Data to use »
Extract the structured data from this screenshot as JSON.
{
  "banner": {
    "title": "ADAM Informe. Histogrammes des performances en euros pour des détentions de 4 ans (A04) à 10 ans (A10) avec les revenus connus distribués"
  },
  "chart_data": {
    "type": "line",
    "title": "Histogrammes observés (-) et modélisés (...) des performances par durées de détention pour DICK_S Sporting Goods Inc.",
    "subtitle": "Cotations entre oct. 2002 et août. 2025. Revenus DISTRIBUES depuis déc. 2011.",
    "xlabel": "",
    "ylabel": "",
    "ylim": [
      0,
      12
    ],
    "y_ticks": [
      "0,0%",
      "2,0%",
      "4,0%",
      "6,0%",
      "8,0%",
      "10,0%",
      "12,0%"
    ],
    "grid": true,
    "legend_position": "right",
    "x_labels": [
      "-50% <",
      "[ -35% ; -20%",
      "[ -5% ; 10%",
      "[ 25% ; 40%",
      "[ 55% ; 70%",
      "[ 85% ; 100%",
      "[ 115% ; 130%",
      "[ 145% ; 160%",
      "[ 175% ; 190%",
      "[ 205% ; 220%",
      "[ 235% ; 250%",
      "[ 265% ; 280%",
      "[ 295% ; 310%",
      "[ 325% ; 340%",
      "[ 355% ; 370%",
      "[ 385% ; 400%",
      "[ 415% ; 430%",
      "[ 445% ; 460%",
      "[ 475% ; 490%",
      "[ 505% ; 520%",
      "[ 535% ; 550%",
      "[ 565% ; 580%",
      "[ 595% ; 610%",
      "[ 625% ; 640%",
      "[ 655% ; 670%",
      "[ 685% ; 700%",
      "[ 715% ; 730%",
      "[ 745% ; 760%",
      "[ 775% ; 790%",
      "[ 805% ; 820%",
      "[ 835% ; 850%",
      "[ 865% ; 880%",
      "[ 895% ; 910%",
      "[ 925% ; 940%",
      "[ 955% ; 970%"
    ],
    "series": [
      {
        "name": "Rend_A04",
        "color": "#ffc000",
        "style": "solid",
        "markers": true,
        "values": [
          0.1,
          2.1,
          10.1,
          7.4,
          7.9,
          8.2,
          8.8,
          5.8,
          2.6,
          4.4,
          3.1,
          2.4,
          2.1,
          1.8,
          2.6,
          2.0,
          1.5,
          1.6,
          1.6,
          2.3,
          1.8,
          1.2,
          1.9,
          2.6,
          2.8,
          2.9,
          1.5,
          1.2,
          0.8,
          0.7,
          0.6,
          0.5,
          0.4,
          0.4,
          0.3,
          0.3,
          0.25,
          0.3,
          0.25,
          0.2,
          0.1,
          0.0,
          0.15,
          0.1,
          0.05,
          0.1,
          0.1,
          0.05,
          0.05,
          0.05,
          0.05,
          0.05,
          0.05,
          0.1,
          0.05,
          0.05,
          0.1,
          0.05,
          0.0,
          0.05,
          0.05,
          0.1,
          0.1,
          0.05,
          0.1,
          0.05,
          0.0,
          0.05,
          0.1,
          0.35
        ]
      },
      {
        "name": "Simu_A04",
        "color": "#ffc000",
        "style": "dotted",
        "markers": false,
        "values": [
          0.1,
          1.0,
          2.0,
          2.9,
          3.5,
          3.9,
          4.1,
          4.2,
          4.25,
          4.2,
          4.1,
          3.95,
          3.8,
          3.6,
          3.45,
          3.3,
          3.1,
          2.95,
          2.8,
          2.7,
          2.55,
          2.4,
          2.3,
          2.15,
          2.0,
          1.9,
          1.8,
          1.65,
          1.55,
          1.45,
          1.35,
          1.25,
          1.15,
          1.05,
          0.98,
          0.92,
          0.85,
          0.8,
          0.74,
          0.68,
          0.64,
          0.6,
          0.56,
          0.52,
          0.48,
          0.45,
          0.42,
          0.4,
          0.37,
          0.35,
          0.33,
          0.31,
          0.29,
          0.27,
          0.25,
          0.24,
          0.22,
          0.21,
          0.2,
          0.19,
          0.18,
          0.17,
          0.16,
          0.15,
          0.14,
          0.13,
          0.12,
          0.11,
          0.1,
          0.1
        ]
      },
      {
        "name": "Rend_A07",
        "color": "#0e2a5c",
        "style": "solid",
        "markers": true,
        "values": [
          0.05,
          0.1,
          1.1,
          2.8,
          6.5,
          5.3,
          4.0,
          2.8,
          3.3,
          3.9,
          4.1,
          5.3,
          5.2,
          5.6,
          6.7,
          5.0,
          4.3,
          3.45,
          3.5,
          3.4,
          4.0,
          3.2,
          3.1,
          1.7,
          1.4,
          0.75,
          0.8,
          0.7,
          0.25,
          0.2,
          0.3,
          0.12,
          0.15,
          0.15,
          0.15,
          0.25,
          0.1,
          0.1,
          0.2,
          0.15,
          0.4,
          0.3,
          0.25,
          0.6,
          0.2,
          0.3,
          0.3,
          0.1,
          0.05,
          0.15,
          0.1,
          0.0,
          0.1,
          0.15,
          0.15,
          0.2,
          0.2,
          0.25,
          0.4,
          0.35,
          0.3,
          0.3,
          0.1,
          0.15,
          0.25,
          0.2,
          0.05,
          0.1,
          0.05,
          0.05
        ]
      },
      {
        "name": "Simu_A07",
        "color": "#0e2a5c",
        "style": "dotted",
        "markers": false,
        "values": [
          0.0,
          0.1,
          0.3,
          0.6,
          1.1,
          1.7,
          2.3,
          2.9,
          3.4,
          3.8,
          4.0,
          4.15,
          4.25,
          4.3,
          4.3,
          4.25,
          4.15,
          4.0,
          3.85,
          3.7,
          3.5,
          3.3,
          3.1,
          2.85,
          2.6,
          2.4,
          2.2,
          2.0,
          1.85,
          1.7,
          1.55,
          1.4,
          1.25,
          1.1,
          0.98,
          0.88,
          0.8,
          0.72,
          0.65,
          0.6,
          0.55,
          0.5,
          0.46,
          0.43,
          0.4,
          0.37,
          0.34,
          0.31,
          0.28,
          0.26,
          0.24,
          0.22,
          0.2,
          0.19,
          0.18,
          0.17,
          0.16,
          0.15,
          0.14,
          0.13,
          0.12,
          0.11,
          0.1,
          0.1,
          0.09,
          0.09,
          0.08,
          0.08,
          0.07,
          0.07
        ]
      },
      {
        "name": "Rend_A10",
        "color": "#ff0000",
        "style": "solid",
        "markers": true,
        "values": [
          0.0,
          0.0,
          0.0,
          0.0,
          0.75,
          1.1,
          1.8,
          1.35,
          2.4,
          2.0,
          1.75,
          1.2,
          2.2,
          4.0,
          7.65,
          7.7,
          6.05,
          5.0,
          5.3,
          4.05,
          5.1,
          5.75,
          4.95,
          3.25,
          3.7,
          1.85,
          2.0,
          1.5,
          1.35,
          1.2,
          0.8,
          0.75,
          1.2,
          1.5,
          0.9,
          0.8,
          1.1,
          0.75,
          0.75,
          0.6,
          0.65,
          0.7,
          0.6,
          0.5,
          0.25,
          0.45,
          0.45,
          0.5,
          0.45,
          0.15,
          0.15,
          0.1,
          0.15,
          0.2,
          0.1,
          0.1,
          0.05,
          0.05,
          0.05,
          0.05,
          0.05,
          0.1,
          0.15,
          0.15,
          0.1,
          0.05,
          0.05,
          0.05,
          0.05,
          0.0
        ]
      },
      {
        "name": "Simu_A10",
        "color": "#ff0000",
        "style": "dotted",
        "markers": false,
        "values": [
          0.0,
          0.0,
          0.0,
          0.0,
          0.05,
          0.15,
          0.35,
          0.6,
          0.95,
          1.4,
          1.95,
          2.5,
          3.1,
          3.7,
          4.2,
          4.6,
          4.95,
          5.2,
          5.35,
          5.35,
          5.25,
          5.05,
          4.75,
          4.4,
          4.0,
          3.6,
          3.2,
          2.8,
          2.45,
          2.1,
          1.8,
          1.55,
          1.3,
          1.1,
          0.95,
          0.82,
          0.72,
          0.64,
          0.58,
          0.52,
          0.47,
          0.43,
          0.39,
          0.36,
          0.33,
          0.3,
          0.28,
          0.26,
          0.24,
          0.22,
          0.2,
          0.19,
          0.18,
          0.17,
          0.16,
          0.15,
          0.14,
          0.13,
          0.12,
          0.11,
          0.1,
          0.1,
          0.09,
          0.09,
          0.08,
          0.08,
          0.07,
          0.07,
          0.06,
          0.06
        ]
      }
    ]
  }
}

Aim of the task » Copy each line above that contains the string "name".

The solution »
        "name": "Rend_A04",
        "name": "Simu_A04",
        "name": "Rend_A07",
        "name": "Simu_A07",
        "name": "Rend_A10",
        "name": "Simu_A10",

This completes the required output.